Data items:
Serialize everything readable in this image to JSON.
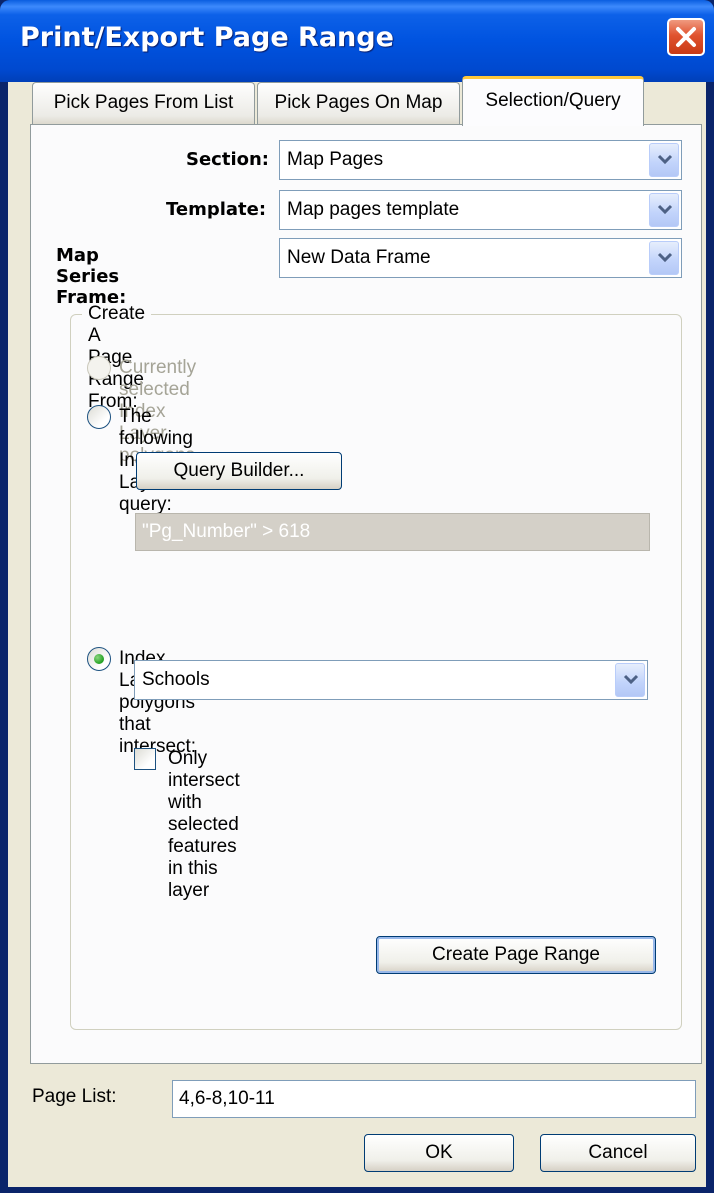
{
  "window": {
    "title": "Print/Export Page Range",
    "close_icon": "close-icon"
  },
  "tabs": [
    {
      "label": "Pick Pages From List",
      "active": false
    },
    {
      "label": "Pick Pages On Map",
      "active": false
    },
    {
      "label": "Selection/Query",
      "active": true
    }
  ],
  "form": {
    "section_label": "Section:",
    "section_value": "Map Pages",
    "template_label": "Template:",
    "template_value": "Map pages template",
    "frame_label": "Map Series Frame:",
    "frame_value": "New Data Frame"
  },
  "group": {
    "title": "Create A Page Range From:",
    "option_selected_label": "Currently selected Index Layer polygons",
    "option_query_label": "The following Index Layer query:",
    "query_builder_label": "Query Builder...",
    "query_expression": "\"Pg_Number\" > 618",
    "option_intersect_label": "Index Layer polygons that intersect:",
    "intersect_layer": "Schools",
    "only_selected_label": "Only intersect with selected features in this layer",
    "create_button": "Create Page Range"
  },
  "footer": {
    "page_list_label": "Page List:",
    "page_list_value": "4,6-8,10-11",
    "ok_label": "OK",
    "cancel_label": "Cancel"
  },
  "colors": {
    "titlebar": "#0053e0",
    "dialog_bg": "#ece9d8",
    "tab_highlight": "#ffc83c",
    "radio_selected": "#21a121"
  }
}
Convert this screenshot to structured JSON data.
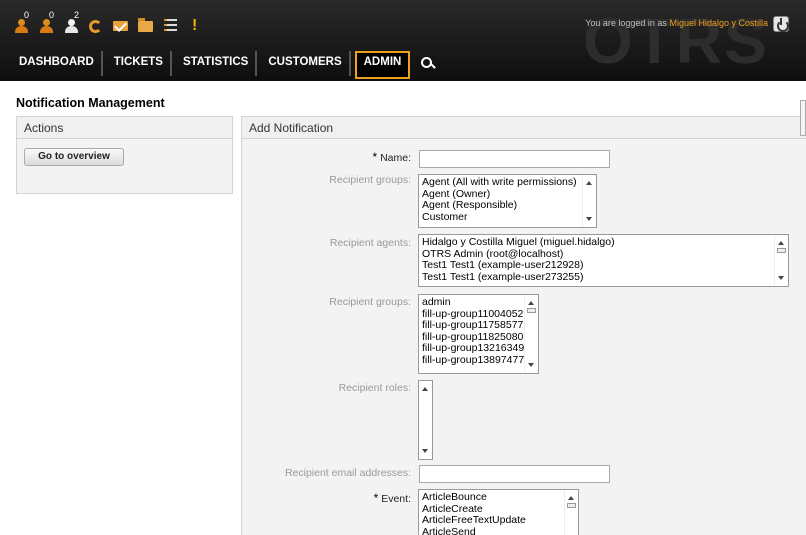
{
  "header": {
    "toolbar": [
      {
        "icon": "locked-tickets-icon",
        "count": "0"
      },
      {
        "icon": "watched-tickets-icon",
        "count": "0"
      },
      {
        "icon": "responsible-tickets-icon",
        "count": "2"
      },
      {
        "icon": "refresh-icon",
        "count": ""
      },
      {
        "icon": "new-mail-icon",
        "count": ""
      },
      {
        "icon": "folder-icon",
        "count": ""
      },
      {
        "icon": "queue-view-icon",
        "count": ""
      },
      {
        "icon": "escalation-icon",
        "count": ""
      }
    ],
    "login_prefix": "You are logged in as",
    "login_user": "Miguel Hidalgo y Costilla",
    "logo": "OTRS",
    "accent": "#f0a020"
  },
  "nav": {
    "items": [
      "DASHBOARD",
      "TICKETS",
      "STATISTICS",
      "CUSTOMERS",
      "ADMIN"
    ],
    "active": "ADMIN"
  },
  "page": {
    "title": "Notification Management"
  },
  "actions": {
    "title": "Actions",
    "overview_button": "Go to overview"
  },
  "form": {
    "title": "Add Notification",
    "name_label": "Name:",
    "name_value": "",
    "recipient_groups_label": "Recipient groups:",
    "recipient_groups_options": [
      "Agent (All with write permissions)",
      "Agent (Owner)",
      "Agent (Responsible)",
      "Customer"
    ],
    "recipient_agents_label": "Recipient agents:",
    "recipient_agents_options": [
      "Hidalgo y Costilla Miguel (miguel.hidalgo)",
      "OTRS Admin (root@localhost)",
      "Test1 Test1 (example-user212928)",
      "Test1 Test1 (example-user273255)"
    ],
    "recipient_groups2_label": "Recipient groups:",
    "recipient_groups2_options": [
      "admin",
      "fill-up-group11004052",
      "fill-up-group11758577",
      "fill-up-group11825080",
      "fill-up-group13216349",
      "fill-up-group13897477"
    ],
    "recipient_roles_label": "Recipient roles:",
    "recipient_email_label": "Recipient email addresses:",
    "recipient_email_value": "",
    "event_label": "Event:",
    "event_options": [
      "ArticleBounce",
      "ArticleCreate",
      "ArticleFreeTextUpdate",
      "ArticleSend"
    ]
  }
}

Set task:
Write the material out again exactly as it appears, dropping the pictures.

Full response:
Serialize everything readable in this image to JSON.
{
  "window": {
    "title": "Print/Export Page Range",
    "close_icon": "close-icon"
  },
  "tabs": [
    {
      "label": "Pick Pages From List",
      "active": false
    },
    {
      "label": "Pick Pages On Map",
      "active": false
    },
    {
      "label": "Selection/Query",
      "active": true
    }
  ],
  "form": {
    "section_label": "Section:",
    "section_value": "Map Pages",
    "template_label": "Template:",
    "template_value": "Map pages template",
    "frame_label": "Map Series Frame:",
    "frame_value": "New Data Frame"
  },
  "group": {
    "title": "Create A Page Range From:",
    "option_selected_label": "Currently selected Index Layer polygons",
    "option_query_label": "The following Index Layer query:",
    "query_builder_label": "Query Builder...",
    "query_expression": "\"Pg_Number\" > 618",
    "option_intersect_label": "Index Layer polygons that intersect:",
    "intersect_layer": "Schools",
    "only_selected_label": "Only intersect with selected features in this layer",
    "create_button": "Create Page Range"
  },
  "footer": {
    "page_list_label": "Page List:",
    "page_list_value": "4,6-8,10-11",
    "ok_label": "OK",
    "cancel_label": "Cancel"
  },
  "colors": {
    "titlebar": "#0053e0",
    "dialog_bg": "#ece9d8",
    "tab_highlight": "#ffc83c",
    "radio_selected": "#21a121"
  }
}
Convert this screenshot to structured JSON data.
{
  "header": {
    "toolbar": [
      {
        "icon": "locked-tickets-icon",
        "count": "0"
      },
      {
        "icon": "watched-tickets-icon",
        "count": "0"
      },
      {
        "icon": "responsible-tickets-icon",
        "count": "2"
      },
      {
        "icon": "refresh-icon",
        "count": ""
      },
      {
        "icon": "new-mail-icon",
        "count": ""
      },
      {
        "icon": "folder-icon",
        "count": ""
      },
      {
        "icon": "queue-view-icon",
        "count": ""
      },
      {
        "icon": "escalation-icon",
        "count": ""
      }
    ],
    "login_prefix": "You are logged in as",
    "login_user": "Miguel Hidalgo y Costilla",
    "logo": "OTRS",
    "accent": "#f0a020"
  },
  "nav": {
    "items": [
      "DASHBOARD",
      "TICKETS",
      "STATISTICS",
      "CUSTOMERS",
      "ADMIN"
    ],
    "active": "ADMIN"
  },
  "page": {
    "title": "Notification Management"
  },
  "actions": {
    "title": "Actions",
    "overview_button": "Go to overview"
  },
  "form": {
    "title": "Add Notification",
    "name_label": "Name:",
    "name_value": "",
    "recipient_groups_label": "Recipient groups:",
    "recipient_groups_options": [
      "Agent (All with write permissions)",
      "Agent (Owner)",
      "Agent (Responsible)",
      "Customer"
    ],
    "recipient_agents_label": "Recipient agents:",
    "recipient_agents_options": [
      "Hidalgo y Costilla Miguel (miguel.hidalgo)",
      "OTRS Admin (root@localhost)",
      "Test1 Test1 (example-user212928)",
      "Test1 Test1 (example-user273255)"
    ],
    "recipient_groups2_label": "Recipient groups:",
    "recipient_groups2_options": [
      "admin",
      "fill-up-group11004052",
      "fill-up-group11758577",
      "fill-up-group11825080",
      "fill-up-group13216349",
      "fill-up-group13897477"
    ],
    "recipient_roles_label": "Recipient roles:",
    "recipient_email_label": "Recipient email addresses:",
    "recipient_email_value": "",
    "event_label": "Event:",
    "event_options": [
      "ArticleBounce",
      "ArticleCreate",
      "ArticleFreeTextUpdate",
      "ArticleSend"
    ]
  }
}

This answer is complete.